**WHAT TO DO:** Of all the lines in the records, how many hold the word "time"? Answer with the number only.

---------- GIVEN RECORDS ----------

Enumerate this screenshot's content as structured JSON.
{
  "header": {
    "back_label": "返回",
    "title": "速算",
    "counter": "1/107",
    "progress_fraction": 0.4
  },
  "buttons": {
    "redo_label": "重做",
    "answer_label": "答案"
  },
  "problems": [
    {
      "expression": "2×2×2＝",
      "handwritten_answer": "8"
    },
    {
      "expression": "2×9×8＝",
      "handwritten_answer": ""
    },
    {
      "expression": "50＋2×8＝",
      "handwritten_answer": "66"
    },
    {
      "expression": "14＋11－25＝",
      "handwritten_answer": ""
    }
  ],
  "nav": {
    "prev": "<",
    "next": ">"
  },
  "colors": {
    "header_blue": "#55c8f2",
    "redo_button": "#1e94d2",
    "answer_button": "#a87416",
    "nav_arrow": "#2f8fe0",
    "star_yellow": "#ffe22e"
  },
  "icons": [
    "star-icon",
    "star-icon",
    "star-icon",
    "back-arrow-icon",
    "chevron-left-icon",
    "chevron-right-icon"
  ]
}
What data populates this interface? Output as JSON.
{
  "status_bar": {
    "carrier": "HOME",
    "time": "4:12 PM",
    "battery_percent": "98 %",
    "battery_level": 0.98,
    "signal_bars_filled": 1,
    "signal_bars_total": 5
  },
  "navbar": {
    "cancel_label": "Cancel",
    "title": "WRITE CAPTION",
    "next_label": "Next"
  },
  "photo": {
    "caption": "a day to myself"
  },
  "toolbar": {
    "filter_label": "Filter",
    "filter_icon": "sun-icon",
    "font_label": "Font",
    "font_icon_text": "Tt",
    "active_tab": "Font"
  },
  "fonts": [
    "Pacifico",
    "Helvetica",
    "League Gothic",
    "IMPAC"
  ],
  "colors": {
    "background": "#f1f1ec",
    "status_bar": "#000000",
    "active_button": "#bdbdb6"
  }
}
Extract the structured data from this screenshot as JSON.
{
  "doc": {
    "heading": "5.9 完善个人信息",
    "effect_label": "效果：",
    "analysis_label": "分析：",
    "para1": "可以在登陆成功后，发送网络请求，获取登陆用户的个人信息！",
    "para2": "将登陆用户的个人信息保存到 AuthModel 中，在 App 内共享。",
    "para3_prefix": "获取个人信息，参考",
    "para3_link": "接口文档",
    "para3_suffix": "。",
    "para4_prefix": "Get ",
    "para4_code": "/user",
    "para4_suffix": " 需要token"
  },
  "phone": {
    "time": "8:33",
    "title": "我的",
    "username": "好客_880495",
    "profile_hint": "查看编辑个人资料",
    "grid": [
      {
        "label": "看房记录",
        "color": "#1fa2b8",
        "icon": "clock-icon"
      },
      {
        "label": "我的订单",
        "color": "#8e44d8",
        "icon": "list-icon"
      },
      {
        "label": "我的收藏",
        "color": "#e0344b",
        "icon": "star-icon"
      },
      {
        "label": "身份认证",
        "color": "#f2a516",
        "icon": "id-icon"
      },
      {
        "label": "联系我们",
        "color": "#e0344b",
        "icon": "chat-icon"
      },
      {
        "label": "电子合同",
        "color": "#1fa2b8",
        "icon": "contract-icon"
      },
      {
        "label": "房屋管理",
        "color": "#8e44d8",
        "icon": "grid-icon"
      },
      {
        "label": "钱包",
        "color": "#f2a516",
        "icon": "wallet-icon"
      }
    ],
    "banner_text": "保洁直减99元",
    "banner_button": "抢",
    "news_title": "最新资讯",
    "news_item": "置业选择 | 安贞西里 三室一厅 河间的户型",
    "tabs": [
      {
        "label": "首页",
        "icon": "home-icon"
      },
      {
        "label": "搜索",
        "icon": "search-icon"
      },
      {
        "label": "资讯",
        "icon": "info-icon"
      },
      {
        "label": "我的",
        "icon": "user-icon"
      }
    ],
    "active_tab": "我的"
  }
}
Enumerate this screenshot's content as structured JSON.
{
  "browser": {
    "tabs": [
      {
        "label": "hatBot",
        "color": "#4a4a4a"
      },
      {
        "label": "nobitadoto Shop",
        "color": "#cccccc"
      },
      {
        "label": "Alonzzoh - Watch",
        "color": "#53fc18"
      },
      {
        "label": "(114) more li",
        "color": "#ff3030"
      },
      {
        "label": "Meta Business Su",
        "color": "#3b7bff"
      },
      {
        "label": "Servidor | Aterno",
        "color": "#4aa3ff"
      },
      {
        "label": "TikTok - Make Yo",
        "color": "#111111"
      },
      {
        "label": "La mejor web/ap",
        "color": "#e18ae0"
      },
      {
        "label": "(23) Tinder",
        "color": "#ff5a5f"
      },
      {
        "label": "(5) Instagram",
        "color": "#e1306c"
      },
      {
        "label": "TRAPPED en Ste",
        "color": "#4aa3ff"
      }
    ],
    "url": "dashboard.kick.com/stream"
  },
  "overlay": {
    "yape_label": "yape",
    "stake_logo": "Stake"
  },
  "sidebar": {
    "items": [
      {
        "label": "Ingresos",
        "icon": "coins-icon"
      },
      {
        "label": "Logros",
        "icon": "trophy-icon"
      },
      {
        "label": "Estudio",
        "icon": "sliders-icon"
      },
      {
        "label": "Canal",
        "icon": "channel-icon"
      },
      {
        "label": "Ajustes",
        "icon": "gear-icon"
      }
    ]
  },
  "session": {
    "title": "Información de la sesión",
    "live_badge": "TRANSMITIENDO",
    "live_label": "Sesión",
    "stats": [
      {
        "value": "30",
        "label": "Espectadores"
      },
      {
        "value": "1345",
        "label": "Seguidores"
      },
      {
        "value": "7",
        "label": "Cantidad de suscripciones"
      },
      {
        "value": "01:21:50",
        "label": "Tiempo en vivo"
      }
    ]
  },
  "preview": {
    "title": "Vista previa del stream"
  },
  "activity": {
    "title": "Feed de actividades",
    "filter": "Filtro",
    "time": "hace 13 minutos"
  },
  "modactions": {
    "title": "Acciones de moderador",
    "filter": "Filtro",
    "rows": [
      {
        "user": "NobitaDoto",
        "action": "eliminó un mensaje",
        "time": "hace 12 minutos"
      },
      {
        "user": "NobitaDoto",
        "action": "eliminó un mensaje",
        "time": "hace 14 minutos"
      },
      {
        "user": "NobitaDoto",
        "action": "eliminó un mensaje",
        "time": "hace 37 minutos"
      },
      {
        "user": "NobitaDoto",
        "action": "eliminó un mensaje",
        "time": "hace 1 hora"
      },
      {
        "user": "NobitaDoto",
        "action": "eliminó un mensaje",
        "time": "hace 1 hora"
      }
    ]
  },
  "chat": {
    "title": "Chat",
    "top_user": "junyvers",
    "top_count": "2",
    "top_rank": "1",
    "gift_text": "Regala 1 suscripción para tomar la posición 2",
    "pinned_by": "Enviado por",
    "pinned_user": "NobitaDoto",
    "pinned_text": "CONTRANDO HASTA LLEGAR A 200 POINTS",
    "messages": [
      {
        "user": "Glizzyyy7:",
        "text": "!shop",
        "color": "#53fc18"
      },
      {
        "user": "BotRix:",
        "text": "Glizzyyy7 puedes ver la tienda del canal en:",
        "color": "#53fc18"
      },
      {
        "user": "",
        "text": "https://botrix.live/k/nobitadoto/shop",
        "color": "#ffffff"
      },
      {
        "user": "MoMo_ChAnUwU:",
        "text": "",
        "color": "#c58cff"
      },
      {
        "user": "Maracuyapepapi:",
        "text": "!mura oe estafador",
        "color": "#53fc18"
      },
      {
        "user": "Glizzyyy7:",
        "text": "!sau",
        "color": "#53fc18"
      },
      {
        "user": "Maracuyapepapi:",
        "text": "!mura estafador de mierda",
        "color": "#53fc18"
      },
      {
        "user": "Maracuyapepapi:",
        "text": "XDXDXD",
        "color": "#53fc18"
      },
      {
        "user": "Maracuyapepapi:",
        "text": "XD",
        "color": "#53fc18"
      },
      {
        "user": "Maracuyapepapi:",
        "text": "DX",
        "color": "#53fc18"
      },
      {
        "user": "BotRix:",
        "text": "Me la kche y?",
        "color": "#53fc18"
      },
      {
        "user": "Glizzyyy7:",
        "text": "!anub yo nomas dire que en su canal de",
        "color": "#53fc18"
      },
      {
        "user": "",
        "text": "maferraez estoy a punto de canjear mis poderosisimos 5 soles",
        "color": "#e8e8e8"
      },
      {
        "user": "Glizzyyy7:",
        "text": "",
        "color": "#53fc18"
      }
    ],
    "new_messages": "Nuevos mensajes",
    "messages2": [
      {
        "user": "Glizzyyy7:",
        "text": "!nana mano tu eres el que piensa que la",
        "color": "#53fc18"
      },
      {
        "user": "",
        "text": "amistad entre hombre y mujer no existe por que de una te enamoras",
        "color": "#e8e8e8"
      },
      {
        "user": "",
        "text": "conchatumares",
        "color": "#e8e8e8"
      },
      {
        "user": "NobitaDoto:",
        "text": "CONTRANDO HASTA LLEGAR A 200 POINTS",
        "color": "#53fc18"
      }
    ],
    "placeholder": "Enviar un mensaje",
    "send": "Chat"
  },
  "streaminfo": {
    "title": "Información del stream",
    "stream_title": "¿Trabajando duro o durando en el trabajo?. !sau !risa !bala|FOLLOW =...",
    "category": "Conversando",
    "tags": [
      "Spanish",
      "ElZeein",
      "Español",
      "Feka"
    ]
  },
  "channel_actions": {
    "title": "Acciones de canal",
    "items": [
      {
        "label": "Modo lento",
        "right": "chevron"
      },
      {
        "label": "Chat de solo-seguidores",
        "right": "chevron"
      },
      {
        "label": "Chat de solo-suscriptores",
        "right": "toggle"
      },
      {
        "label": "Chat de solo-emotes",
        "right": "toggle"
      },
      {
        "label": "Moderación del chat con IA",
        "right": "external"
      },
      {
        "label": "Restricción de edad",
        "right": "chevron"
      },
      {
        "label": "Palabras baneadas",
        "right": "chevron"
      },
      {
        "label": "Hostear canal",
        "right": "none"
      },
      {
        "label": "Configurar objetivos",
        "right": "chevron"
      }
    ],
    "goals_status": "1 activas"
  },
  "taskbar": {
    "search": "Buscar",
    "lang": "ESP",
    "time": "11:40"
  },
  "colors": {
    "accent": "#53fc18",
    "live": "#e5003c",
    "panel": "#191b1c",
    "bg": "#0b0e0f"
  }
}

----------

**COMPLETE RESPONSE:** 9